> [Stored rows]
- - -
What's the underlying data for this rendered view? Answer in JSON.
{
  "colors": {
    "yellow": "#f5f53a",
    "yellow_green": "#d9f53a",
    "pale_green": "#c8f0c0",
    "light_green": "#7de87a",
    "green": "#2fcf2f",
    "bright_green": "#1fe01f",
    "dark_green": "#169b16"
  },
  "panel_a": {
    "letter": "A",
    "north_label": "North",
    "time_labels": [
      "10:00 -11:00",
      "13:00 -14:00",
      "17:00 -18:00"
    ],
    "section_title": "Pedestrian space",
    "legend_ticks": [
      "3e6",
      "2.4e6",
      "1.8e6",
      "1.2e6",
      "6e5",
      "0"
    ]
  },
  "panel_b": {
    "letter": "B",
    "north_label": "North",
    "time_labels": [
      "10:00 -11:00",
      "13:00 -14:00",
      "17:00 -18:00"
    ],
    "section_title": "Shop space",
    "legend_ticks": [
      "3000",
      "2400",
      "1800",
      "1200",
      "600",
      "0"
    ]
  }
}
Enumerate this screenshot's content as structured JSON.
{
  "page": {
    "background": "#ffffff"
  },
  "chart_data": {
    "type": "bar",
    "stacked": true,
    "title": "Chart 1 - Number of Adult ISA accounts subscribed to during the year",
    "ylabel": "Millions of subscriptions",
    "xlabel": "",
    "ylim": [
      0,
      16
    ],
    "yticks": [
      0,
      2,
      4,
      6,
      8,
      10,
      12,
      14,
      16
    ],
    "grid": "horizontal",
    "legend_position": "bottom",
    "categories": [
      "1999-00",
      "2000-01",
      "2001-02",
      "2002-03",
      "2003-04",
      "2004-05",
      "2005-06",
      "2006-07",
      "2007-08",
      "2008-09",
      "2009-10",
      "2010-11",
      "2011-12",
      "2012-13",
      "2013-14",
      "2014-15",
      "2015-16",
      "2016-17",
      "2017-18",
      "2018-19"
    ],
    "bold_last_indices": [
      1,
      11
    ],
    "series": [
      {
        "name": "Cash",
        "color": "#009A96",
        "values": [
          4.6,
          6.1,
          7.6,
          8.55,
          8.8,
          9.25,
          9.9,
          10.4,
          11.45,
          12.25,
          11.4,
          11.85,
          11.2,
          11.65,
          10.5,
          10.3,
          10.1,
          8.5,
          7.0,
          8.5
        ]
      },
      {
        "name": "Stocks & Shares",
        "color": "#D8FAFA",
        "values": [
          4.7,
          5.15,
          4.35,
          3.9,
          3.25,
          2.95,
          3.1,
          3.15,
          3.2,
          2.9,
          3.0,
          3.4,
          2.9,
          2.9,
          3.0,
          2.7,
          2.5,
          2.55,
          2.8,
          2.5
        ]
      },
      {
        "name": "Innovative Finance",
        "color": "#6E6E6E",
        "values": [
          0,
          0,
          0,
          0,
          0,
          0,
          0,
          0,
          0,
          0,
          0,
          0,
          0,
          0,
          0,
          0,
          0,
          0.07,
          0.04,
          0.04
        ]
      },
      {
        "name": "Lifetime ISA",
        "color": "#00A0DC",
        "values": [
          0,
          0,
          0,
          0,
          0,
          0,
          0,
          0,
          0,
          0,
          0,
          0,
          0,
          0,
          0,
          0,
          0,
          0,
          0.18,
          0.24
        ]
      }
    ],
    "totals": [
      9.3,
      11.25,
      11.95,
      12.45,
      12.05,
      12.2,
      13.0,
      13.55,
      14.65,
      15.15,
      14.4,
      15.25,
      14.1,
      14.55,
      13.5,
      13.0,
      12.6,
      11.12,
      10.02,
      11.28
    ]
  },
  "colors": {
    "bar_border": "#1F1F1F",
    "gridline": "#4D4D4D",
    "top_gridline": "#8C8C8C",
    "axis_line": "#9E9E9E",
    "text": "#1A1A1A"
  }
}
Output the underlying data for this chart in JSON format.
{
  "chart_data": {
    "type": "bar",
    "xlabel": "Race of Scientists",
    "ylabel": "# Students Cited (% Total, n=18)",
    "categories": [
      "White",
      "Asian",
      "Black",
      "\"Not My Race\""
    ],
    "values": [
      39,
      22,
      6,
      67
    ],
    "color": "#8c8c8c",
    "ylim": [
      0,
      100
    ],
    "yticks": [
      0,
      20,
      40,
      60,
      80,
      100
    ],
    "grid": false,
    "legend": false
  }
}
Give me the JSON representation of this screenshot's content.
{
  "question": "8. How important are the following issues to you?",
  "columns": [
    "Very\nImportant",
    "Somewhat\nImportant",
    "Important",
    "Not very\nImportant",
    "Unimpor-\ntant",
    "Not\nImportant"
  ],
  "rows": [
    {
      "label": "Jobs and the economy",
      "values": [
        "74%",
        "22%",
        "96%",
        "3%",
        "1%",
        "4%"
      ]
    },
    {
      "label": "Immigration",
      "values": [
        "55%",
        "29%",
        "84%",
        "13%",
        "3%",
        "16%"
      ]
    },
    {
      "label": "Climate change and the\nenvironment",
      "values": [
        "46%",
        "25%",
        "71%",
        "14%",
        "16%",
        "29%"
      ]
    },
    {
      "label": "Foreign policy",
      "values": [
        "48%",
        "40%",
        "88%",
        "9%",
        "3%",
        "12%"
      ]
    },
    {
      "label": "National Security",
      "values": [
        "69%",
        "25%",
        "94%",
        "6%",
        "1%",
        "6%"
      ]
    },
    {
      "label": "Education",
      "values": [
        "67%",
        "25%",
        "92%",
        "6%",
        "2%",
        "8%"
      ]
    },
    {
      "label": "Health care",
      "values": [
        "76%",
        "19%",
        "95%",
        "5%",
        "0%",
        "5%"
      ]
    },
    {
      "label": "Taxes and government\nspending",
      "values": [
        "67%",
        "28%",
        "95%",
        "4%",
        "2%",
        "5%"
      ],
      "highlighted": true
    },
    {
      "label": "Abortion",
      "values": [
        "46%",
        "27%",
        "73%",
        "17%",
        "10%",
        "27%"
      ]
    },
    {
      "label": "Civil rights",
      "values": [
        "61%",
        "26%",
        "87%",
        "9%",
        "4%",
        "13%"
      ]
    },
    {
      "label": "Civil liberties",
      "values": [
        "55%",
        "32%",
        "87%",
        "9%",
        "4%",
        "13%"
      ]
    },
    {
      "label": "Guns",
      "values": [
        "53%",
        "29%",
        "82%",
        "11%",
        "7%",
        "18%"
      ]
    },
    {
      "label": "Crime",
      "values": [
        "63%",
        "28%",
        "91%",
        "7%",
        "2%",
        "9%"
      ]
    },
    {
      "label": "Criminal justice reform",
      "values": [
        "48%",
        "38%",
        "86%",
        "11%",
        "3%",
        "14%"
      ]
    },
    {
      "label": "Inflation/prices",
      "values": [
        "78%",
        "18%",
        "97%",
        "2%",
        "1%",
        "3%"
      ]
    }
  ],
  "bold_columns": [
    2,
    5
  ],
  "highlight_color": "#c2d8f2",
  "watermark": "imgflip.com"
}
- - -
> [Direction] Extract all lines as given.

> [Worked solution]
What's the underlying data for this rendered view? Answer in JSON.
{
  "colors": {
    "yellow": "#f5f53a",
    "yellow_green": "#d9f53a",
    "pale_green": "#c8f0c0",
    "light_green": "#7de87a",
    "green": "#2fcf2f",
    "bright_green": "#1fe01f",
    "dark_green": "#169b16"
  },
  "panel_a": {
    "letter": "A",
    "north_label": "North",
    "time_labels": [
      "10:00 -11:00",
      "13:00 -14:00",
      "17:00 -18:00"
    ],
    "section_title": "Pedestrian space",
    "legend_ticks": [
      "3e6",
      "2.4e6",
      "1.8e6",
      "1.2e6",
      "6e5",
      "0"
    ]
  },
  "panel_b": {
    "letter": "B",
    "north_label": "North",
    "time_labels": [
      "10:00 -11:00",
      "13:00 -14:00",
      "17:00 -18:00"
    ],
    "section_title": "Shop space",
    "legend_ticks": [
      "3000",
      "2400",
      "1800",
      "1200",
      "600",
      "0"
    ]
  }
}
Enumerate this screenshot's content as structured JSON.
{
  "page": {
    "background": "#ffffff"
  },
  "chart_data": {
    "type": "bar",
    "stacked": true,
    "title": "Chart 1 - Number of Adult ISA accounts subscribed to during the year",
    "ylabel": "Millions of subscriptions",
    "xlabel": "",
    "ylim": [
      0,
      16
    ],
    "yticks": [
      0,
      2,
      4,
      6,
      8,
      10,
      12,
      14,
      16
    ],
    "grid": "horizontal",
    "legend_position": "bottom",
    "categories": [
      "1999-00",
      "2000-01",
      "2001-02",
      "2002-03",
      "2003-04",
      "2004-05",
      "2005-06",
      "2006-07",
      "2007-08",
      "2008-09",
      "2009-10",
      "2010-11",
      "2011-12",
      "2012-13",
      "2013-14",
      "2014-15",
      "2015-16",
      "2016-17",
      "2017-18",
      "2018-19"
    ],
    "bold_last_indices": [
      1,
      11
    ],
    "series": [
      {
        "name": "Cash",
        "color": "#009A96",
        "values": [
          4.6,
          6.1,
          7.6,
          8.55,
          8.8,
          9.25,
          9.9,
          10.4,
          11.45,
          12.25,
          11.4,
          11.85,
          11.2,
          11.65,
          10.5,
          10.3,
          10.1,
          8.5,
          7.0,
          8.5
        ]
      },
      {
        "name": "Stocks & Shares",
        "color": "#D8FAFA",
        "values": [
          4.7,
          5.15,
          4.35,
          3.9,
          3.25,
          2.95,
          3.1,
          3.15,
          3.2,
          2.9,
          3.0,
          3.4,
          2.9,
          2.9,
          3.0,
          2.7,
          2.5,
          2.55,
          2.8,
          2.5
        ]
      },
      {
        "name": "Innovative Finance",
        "color": "#6E6E6E",
        "values": [
          0,
          0,
          0,
          0,
          0,
          0,
          0,
          0,
          0,
          0,
          0,
          0,
          0,
          0,
          0,
          0,
          0,
          0.07,
          0.04,
          0.04
        ]
      },
      {
        "name": "Lifetime ISA",
        "color": "#00A0DC",
        "values": [
          0,
          0,
          0,
          0,
          0,
          0,
          0,
          0,
          0,
          0,
          0,
          0,
          0,
          0,
          0,
          0,
          0,
          0,
          0.18,
          0.24
        ]
      }
    ],
    "totals": [
      9.3,
      11.25,
      11.95,
      12.45,
      12.05,
      12.2,
      13.0,
      13.55,
      14.65,
      15.15,
      14.4,
      15.25,
      14.1,
      14.55,
      13.5,
      13.0,
      12.6,
      11.12,
      10.02,
      11.28
    ]
  },
  "colors": {
    "bar_border": "#1F1F1F",
    "gridline": "#4D4D4D",
    "top_gridline": "#8C8C8C",
    "axis_line": "#9E9E9E",
    "text": "#1A1A1A"
  }
}
Output the underlying data for this chart in JSON format.
{
  "chart_data": {
    "type": "bar",
    "xlabel": "Race of Scientists",
    "ylabel": "# Students Cited (% Total, n=18)",
    "categories": [
      "White",
      "Asian",
      "Black",
      "\"Not My Race\""
    ],
    "values": [
      39,
      22,
      6,
      67
    ],
    "color": "#8c8c8c",
    "ylim": [
      0,
      100
    ],
    "yticks": [
      0,
      20,
      40,
      60,
      80,
      100
    ],
    "grid": false,
    "legend": false
  }
}
Give me the JSON representation of this screenshot's content.
{
  "question": "8. How important are the following issues to you?",
  "columns": [
    "Very\nImportant",
    "Somewhat\nImportant",
    "Important",
    "Not very\nImportant",
    "Unimpor-\ntant",
    "Not\nImportant"
  ],
  "rows": [
    {
      "label": "Jobs and the economy",
      "values": [
        "74%",
        "22%",
        "96%",
        "3%",
        "1%",
        "4%"
      ]
    },
    {
      "label": "Immigration",
      "values": [
        "55%",
        "29%",
        "84%",
        "13%",
        "3%",
        "16%"
      ]
    },
    {
      "label": "Climate change and the\nenvironment",
      "values": [
        "46%",
        "25%",
        "71%",
        "14%",
        "16%",
        "29%"
      ]
    },
    {
      "label": "Foreign policy",
      "values": [
        "48%",
        "40%",
        "88%",
        "9%",
        "3%",
        "12%"
      ]
    },
    {
      "label": "National Security",
      "values": [
        "69%",
        "25%",
        "94%",
        "6%",
        "1%",
        "6%"
      ]
    },
    {
      "label": "Education",
      "values": [
        "67%",
        "25%",
        "92%",
        "6%",
        "2%",
        "8%"
      ]
    },
    {
      "label": "Health care",
      "values": [
        "76%",
        "19%",
        "95%",
        "5%",
        "0%",
        "5%"
      ]
    },
    {
      "label": "Taxes and government\nspending",
      "values": [
        "67%",
        "28%",
        "95%",
        "4%",
        "2%",
        "5%"
      ],
      "highlighted": true
    },
    {
      "label": "Abortion",
      "values": [
        "46%",
        "27%",
        "73%",
        "17%",
        "10%",
        "27%"
      ]
    },
    {
      "label": "Civil rights",
      "values": [
        "61%",
        "26%",
        "87%",
        "9%",
        "4%",
        "13%"
      ]
    },
    {
      "label": "Civil liberties",
      "values": [
        "55%",
        "32%",
        "87%",
        "9%",
        "4%",
        "13%"
      ]
    },
    {
      "label": "Guns",
      "values": [
        "53%",
        "29%",
        "82%",
        "11%",
        "7%",
        "18%"
      ]
    },
    {
      "label": "Crime",
      "values": [
        "63%",
        "28%",
        "91%",
        "7%",
        "2%",
        "9%"
      ]
    },
    {
      "label": "Criminal justice reform",
      "values": [
        "48%",
        "38%",
        "86%",
        "11%",
        "3%",
        "14%"
      ]
    },
    {
      "label": "Inflation/prices",
      "values": [
        "78%",
        "18%",
        "97%",
        "2%",
        "1%",
        "3%"
      ]
    }
  ],
  "bold_columns": [
    2,
    5
  ],
  "highlight_color": "#c2d8f2",
  "watermark": "imgflip.com"
}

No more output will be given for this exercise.